■ Data to examine ■
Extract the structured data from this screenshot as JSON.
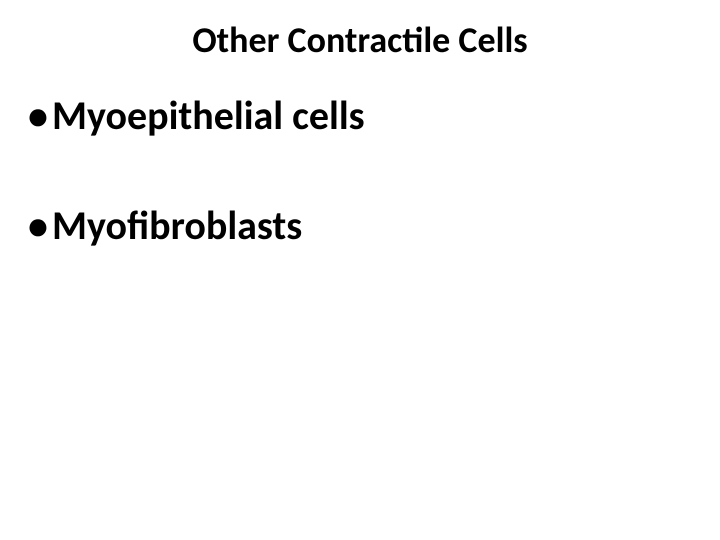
{
  "slide": {
    "title": "Other Contractile Cells",
    "title_fontsize": 36,
    "title_fontweight": "bold",
    "title_color": "#000000",
    "bullets": [
      {
        "text": "Myoepithelial cells"
      },
      {
        "text": "Myofibroblasts"
      }
    ],
    "bullet_fontsize": 40,
    "bullet_fontweight": "bold",
    "bullet_color": "#000000",
    "bullet_gap": 62,
    "background_color": "#ffffff"
  }
}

■ Work task ■
Pictures stay out, and every line of the records is transcribed exactly.

■ Exercise solution ■
Extract the structured data from this screenshot as JSON.
{
  "slide": {
    "title": "Other Contractile Cells",
    "title_fontsize": 36,
    "title_fontweight": "bold",
    "title_color": "#000000",
    "bullets": [
      {
        "text": "Myoepithelial cells"
      },
      {
        "text": "Myofibroblasts"
      }
    ],
    "bullet_fontsize": 40,
    "bullet_fontweight": "bold",
    "bullet_color": "#000000",
    "bullet_gap": 62,
    "background_color": "#ffffff"
  }
}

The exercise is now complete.